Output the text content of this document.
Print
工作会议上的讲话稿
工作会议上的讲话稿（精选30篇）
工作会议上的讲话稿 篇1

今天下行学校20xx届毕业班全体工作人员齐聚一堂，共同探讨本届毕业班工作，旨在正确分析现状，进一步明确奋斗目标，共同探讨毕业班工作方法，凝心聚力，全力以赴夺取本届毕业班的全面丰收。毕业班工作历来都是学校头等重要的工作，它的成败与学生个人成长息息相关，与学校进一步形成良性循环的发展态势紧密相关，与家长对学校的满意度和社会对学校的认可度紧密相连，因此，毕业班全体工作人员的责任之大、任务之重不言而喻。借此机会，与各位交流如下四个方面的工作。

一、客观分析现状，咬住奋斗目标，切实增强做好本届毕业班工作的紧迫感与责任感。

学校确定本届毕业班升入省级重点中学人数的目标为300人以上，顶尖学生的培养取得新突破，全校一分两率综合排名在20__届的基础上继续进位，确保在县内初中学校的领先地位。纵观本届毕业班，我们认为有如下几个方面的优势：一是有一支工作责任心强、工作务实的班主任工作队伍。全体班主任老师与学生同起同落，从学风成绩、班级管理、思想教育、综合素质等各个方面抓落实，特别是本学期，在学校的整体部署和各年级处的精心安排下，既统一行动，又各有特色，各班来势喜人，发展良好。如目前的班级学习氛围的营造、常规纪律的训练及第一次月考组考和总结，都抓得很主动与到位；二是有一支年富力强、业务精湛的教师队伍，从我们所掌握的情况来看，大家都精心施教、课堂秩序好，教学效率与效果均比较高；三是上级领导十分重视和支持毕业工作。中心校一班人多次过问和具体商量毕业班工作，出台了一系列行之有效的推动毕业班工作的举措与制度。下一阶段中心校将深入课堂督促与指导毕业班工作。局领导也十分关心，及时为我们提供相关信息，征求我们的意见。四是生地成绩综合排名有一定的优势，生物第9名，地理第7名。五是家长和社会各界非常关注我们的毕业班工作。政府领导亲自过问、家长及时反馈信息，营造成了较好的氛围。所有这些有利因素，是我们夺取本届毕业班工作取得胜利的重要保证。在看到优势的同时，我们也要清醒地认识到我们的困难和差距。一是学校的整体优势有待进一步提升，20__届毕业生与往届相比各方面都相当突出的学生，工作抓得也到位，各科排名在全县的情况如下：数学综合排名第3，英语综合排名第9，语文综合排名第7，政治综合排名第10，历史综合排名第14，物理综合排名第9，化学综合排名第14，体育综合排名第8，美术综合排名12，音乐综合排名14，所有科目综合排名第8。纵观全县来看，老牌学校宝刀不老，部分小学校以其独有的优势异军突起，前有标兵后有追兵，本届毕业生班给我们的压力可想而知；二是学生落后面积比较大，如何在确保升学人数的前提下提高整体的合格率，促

○ ○ ○

REQUIREMENT:
Type out the entries again, word for word.

FINAL ANSWER:
Output the text content of this document.
Print
工作会议上的讲话稿
工作会议上的讲话稿（精选30篇）
工作会议上的讲话稿 篇1

今天下行学校20xx届毕业班全体工作人员齐聚一堂，共同探讨本届毕业班工作，旨在正确分析现状，进一步明确奋斗目标，共同探讨毕业班工作方法，凝心聚力，全力以赴夺取本届毕业班的全面丰收。毕业班工作历来都是学校头等重要的工作，它的成败与学生个人成长息息相关，与学校进一步形成良性循环的发展态势紧密相关，与家长对学校的满意度和社会对学校的认可度紧密相连，因此，毕业班全体工作人员的责任之大、任务之重不言而喻。借此机会，与各位交流如下四个方面的工作。

一、客观分析现状，咬住奋斗目标，切实增强做好本届毕业班工作的紧迫感与责任感。

学校确定本届毕业班升入省级重点中学人数的目标为300人以上，顶尖学生的培养取得新突破，全校一分两率综合排名在20__届的基础上继续进位，确保在县内初中学校的领先地位。纵观本届毕业班，我们认为有如下几个方面的优势：一是有一支工作责任心强、工作务实的班主任工作队伍。全体班主任老师与学生同起同落，从学风成绩、班级管理、思想教育、综合素质等各个方面抓落实，特别是本学期，在学校的整体部署和各年级处的精心安排下，既统一行动，又各有特色，各班来势喜人，发展良好。如目前的班级学习氛围的营造、常规纪律的训练及第一次月考组考和总结，都抓得很主动与到位；二是有一支年富力强、业务精湛的教师队伍，从我们所掌握的情况来看，大家都精心施教、课堂秩序好，教学效率与效果均比较高；三是上级领导十分重视和支持毕业工作。中心校一班人多次过问和具体商量毕业班工作，出台了一系列行之有效的推动毕业班工作的举措与制度。下一阶段中心校将深入课堂督促与指导毕业班工作。局领导也十分关心，及时为我们提供相关信息，征求我们的意见。四是生地成绩综合排名有一定的优势，生物第9名，地理第7名。五是家长和社会各界非常关注我们的毕业班工作。政府领导亲自过问、家长及时反馈信息，营造成了较好的氛围。所有这些有利因素，是我们夺取本届毕业班工作取得胜利的重要保证。在看到优势的同时，我们也要清醒地认识到我们的困难和差距。一是学校的整体优势有待进一步提升，20__届毕业生与往届相比各方面都相当突出的学生，工作抓得也到位，各科排名在全县的情况如下：数学综合排名第3，英语综合排名第9，语文综合排名第7，政治综合排名第10，历史综合排名第14，物理综合排名第9，化学综合排名第14，体育综合排名第8，美术综合排名12，音乐综合排名14，所有科目综合排名第8。纵观全县来看，老牌学校宝刀不老，部分小学校以其独有的优势异军突起，前有标兵后有追兵，本届毕业生班给我们的压力可想而知；二是学生落后面积比较大，如何在确保升学人数的前提下提高整体的合格率，促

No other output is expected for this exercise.